#### ENTRIES PROVIDED

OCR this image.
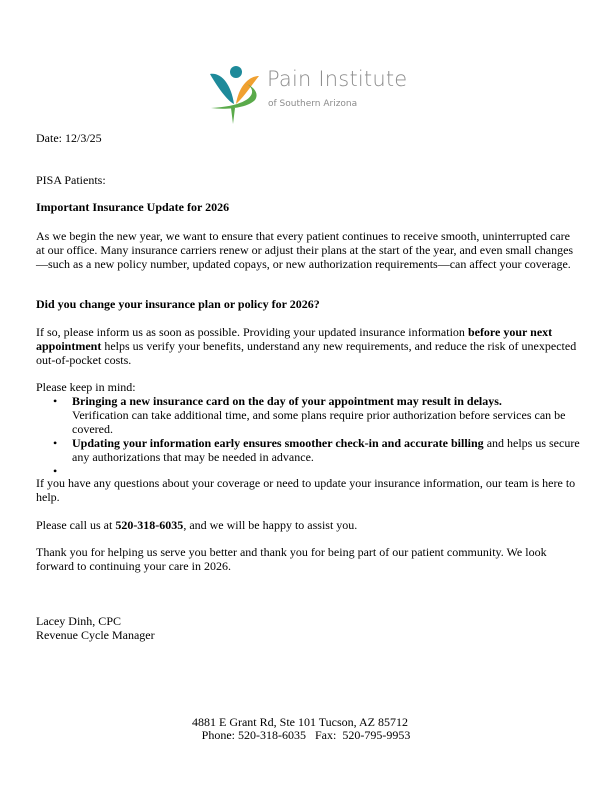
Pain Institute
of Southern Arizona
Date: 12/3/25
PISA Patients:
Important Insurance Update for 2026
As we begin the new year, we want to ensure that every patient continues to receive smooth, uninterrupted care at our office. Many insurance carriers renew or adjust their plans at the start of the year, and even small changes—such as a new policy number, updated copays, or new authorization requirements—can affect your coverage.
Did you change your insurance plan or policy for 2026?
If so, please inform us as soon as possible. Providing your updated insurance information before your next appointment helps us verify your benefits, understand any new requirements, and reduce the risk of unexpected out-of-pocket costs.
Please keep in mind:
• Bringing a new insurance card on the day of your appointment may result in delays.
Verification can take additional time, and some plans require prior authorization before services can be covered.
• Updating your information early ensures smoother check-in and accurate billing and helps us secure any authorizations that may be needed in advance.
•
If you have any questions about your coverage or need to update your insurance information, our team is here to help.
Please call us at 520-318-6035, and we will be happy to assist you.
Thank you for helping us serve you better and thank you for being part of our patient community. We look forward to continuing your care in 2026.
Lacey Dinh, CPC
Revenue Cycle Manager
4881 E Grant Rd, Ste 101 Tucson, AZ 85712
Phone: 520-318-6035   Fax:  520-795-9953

########
#### ENTRIES PROVIDED

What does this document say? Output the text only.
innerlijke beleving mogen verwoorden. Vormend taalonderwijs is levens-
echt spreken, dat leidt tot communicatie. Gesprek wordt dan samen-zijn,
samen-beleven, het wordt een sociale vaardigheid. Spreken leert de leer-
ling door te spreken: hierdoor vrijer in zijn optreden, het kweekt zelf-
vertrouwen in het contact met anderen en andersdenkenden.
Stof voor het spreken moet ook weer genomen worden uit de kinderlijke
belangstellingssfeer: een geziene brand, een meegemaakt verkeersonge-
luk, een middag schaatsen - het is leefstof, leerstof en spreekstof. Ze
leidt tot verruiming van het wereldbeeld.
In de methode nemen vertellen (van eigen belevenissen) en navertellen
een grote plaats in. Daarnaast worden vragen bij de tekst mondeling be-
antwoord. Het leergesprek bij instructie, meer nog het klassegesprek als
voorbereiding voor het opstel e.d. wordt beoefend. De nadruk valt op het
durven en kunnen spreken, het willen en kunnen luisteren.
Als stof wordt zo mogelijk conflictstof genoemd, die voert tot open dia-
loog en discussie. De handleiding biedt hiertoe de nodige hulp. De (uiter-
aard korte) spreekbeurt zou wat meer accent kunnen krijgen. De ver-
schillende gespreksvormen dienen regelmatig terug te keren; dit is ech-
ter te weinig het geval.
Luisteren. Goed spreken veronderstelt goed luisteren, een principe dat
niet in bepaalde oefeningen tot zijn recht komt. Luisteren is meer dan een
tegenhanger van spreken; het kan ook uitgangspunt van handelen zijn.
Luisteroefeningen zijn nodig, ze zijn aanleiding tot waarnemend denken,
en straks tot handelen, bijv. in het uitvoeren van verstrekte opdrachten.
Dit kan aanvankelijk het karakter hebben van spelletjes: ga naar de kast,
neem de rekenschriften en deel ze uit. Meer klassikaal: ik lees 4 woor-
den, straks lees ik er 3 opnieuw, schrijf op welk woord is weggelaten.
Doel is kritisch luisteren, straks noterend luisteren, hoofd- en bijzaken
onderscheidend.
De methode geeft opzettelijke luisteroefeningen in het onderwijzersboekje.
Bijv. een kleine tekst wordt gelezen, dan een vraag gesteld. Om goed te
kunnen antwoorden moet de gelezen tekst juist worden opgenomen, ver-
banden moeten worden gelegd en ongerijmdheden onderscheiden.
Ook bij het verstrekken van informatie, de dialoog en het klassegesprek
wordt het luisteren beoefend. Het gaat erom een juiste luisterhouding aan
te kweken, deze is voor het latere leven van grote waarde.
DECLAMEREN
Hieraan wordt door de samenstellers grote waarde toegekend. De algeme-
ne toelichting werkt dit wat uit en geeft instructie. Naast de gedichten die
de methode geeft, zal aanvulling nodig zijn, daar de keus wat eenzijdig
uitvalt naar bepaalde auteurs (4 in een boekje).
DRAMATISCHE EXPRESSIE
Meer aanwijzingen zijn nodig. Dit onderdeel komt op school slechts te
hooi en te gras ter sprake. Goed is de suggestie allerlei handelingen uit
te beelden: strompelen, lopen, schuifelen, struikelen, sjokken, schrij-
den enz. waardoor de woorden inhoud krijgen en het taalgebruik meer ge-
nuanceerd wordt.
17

########

Check each line of the material for "handelen". Copy the ones that have it.

● EXERCISE ANSWER:
tegenhanger van spreken; het kan ook uitgangspunt van handelen zijn.
en straks tot handelen, bijv. in het uitvoeren van verstrekte opdrachten.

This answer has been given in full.